TASK –
In full and without alteration, repeat the material.

DATASET ENTRIES –
::::::

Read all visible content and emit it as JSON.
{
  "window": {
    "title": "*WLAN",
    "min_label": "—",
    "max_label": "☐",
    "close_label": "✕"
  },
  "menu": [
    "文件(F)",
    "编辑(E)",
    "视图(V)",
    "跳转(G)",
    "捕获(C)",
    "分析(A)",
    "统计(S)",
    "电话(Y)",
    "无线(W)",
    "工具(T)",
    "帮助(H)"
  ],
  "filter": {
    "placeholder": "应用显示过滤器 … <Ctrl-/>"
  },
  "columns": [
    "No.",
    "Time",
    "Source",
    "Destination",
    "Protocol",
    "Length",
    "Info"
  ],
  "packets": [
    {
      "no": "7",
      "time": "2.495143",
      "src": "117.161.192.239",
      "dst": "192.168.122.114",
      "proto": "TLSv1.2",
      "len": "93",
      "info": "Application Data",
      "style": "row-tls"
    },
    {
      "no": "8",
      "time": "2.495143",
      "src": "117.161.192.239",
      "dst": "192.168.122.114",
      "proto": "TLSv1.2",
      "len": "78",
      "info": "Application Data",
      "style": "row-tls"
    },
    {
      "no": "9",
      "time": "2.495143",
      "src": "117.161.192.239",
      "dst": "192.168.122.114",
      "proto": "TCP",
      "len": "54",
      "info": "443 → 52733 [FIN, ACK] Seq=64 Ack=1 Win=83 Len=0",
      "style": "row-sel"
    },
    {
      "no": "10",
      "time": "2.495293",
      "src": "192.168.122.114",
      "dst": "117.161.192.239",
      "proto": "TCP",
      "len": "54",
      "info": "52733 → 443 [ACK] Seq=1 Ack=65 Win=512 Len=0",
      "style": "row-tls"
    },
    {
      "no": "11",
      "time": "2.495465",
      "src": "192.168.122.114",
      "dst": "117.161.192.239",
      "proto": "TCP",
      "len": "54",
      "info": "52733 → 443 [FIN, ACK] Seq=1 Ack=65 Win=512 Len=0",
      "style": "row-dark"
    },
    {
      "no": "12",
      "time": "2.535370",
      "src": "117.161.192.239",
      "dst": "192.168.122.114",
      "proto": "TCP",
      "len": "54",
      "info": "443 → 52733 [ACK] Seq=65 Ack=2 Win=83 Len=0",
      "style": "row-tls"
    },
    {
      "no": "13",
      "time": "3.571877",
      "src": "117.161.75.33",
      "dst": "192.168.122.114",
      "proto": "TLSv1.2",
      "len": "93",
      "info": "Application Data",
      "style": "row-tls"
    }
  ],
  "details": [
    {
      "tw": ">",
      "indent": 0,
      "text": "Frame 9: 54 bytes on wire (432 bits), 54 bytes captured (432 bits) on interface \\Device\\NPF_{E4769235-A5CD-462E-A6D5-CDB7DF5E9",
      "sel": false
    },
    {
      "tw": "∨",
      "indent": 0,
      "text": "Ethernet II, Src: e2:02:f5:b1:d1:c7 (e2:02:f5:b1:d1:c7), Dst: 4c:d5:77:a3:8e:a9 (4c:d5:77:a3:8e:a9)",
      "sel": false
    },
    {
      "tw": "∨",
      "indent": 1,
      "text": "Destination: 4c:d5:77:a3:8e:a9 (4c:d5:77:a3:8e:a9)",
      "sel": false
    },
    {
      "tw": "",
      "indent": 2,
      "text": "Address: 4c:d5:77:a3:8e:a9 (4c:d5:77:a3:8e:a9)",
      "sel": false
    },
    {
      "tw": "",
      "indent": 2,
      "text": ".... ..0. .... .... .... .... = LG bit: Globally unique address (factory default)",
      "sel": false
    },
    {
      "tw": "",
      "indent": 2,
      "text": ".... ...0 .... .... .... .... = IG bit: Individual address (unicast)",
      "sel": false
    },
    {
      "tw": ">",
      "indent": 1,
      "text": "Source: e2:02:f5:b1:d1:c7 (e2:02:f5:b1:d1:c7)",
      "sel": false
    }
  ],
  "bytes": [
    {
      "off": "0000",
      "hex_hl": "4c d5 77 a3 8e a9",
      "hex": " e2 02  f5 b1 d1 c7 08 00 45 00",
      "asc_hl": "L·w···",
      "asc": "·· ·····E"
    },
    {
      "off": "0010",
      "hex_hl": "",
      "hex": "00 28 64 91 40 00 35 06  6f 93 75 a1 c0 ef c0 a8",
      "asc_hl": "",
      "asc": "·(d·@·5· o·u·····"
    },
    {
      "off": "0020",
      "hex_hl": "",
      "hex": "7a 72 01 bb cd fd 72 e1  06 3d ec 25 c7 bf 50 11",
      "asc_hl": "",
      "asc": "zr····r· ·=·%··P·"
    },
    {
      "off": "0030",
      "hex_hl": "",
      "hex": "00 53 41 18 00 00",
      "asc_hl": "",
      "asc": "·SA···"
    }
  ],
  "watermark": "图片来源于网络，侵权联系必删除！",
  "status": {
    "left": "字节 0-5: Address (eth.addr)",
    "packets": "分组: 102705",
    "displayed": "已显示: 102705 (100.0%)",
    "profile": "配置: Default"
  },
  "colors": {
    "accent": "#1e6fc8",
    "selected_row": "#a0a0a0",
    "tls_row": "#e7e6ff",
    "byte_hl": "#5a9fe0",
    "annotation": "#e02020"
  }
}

::::::

ANSWER FOR THIS EXERCISE –
Read all visible content and emit it as JSON.
{
  "window": {
    "title": "*WLAN",
    "min_label": "—",
    "max_label": "☐",
    "close_label": "✕"
  },
  "menu": [
    "文件(F)",
    "编辑(E)",
    "视图(V)",
    "跳转(G)",
    "捕获(C)",
    "分析(A)",
    "统计(S)",
    "电话(Y)",
    "无线(W)",
    "工具(T)",
    "帮助(H)"
  ],
  "filter": {
    "placeholder": "应用显示过滤器 … <Ctrl-/>"
  },
  "columns": [
    "No.",
    "Time",
    "Source",
    "Destination",
    "Protocol",
    "Length",
    "Info"
  ],
  "packets": [
    {
      "no": "7",
      "time": "2.495143",
      "src": "117.161.192.239",
      "dst": "192.168.122.114",
      "proto": "TLSv1.2",
      "len": "93",
      "info": "Application Data",
      "style": "row-tls"
    },
    {
      "no": "8",
      "time": "2.495143",
      "src": "117.161.192.239",
      "dst": "192.168.122.114",
      "proto": "TLSv1.2",
      "len": "78",
      "info": "Application Data",
      "style": "row-tls"
    },
    {
      "no": "9",
      "time": "2.495143",
      "src": "117.161.192.239",
      "dst": "192.168.122.114",
      "proto": "TCP",
      "len": "54",
      "info": "443 → 52733 [FIN, ACK] Seq=64 Ack=1 Win=83 Len=0",
      "style": "row-sel"
    },
    {
      "no": "10",
      "time": "2.495293",
      "src": "192.168.122.114",
      "dst": "117.161.192.239",
      "proto": "TCP",
      "len": "54",
      "info": "52733 → 443 [ACK] Seq=1 Ack=65 Win=512 Len=0",
      "style": "row-tls"
    },
    {
      "no": "11",
      "time": "2.495465",
      "src": "192.168.122.114",
      "dst": "117.161.192.239",
      "proto": "TCP",
      "len": "54",
      "info": "52733 → 443 [FIN, ACK] Seq=1 Ack=65 Win=512 Len=0",
      "style": "row-dark"
    },
    {
      "no": "12",
      "time": "2.535370",
      "src": "117.161.192.239",
      "dst": "192.168.122.114",
      "proto": "TCP",
      "len": "54",
      "info": "443 → 52733 [ACK] Seq=65 Ack=2 Win=83 Len=0",
      "style": "row-tls"
    },
    {
      "no": "13",
      "time": "3.571877",
      "src": "117.161.75.33",
      "dst": "192.168.122.114",
      "proto": "TLSv1.2",
      "len": "93",
      "info": "Application Data",
      "style": "row-tls"
    }
  ],
  "details": [
    {
      "tw": ">",
      "indent": 0,
      "text": "Frame 9: 54 bytes on wire (432 bits), 54 bytes captured (432 bits) on interface \\Device\\NPF_{E4769235-A5CD-462E-A6D5-CDB7DF5E9",
      "sel": false
    },
    {
      "tw": "∨",
      "indent": 0,
      "text": "Ethernet II, Src: e2:02:f5:b1:d1:c7 (e2:02:f5:b1:d1:c7), Dst: 4c:d5:77:a3:8e:a9 (4c:d5:77:a3:8e:a9)",
      "sel": false
    },
    {
      "tw": "∨",
      "indent": 1,
      "text": "Destination: 4c:d5:77:a3:8e:a9 (4c:d5:77:a3:8e:a9)",
      "sel": false
    },
    {
      "tw": "",
      "indent": 2,
      "text": "Address: 4c:d5:77:a3:8e:a9 (4c:d5:77:a3:8e:a9)",
      "sel": false
    },
    {
      "tw": "",
      "indent": 2,
      "text": ".... ..0. .... .... .... .... = LG bit: Globally unique address (factory default)",
      "sel": false
    },
    {
      "tw": "",
      "indent": 2,
      "text": ".... ...0 .... .... .... .... = IG bit: Individual address (unicast)",
      "sel": false
    },
    {
      "tw": ">",
      "indent": 1,
      "text": "Source: e2:02:f5:b1:d1:c7 (e2:02:f5:b1:d1:c7)",
      "sel": false
    }
  ],
  "bytes": [
    {
      "off": "0000",
      "hex_hl": "4c d5 77 a3 8e a9",
      "hex": " e2 02  f5 b1 d1 c7 08 00 45 00",
      "asc_hl": "L·w···",
      "asc": "·· ·····E"
    },
    {
      "off": "0010",
      "hex_hl": "",
      "hex": "00 28 64 91 40 00 35 06  6f 93 75 a1 c0 ef c0 a8",
      "asc_hl": "",
      "asc": "·(d·@·5· o·u·····"
    },
    {
      "off": "0020",
      "hex_hl": "",
      "hex": "7a 72 01 bb cd fd 72 e1  06 3d ec 25 c7 bf 50 11",
      "asc_hl": "",
      "asc": "zr····r· ·=·%··P·"
    },
    {
      "off": "0030",
      "hex_hl": "",
      "hex": "00 53 41 18 00 00",
      "asc_hl": "",
      "asc": "·SA···"
    }
  ],
  "watermark": "图片来源于网络，侵权联系必删除！",
  "status": {
    "left": "字节 0-5: Address (eth.addr)",
    "packets": "分组: 102705",
    "displayed": "已显示: 102705 (100.0%)",
    "profile": "配置: Default"
  },
  "colors": {
    "accent": "#1e6fc8",
    "selected_row": "#a0a0a0",
    "tls_row": "#e7e6ff",
    "byte_hl": "#5a9fe0",
    "annotation": "#e02020"
  }
}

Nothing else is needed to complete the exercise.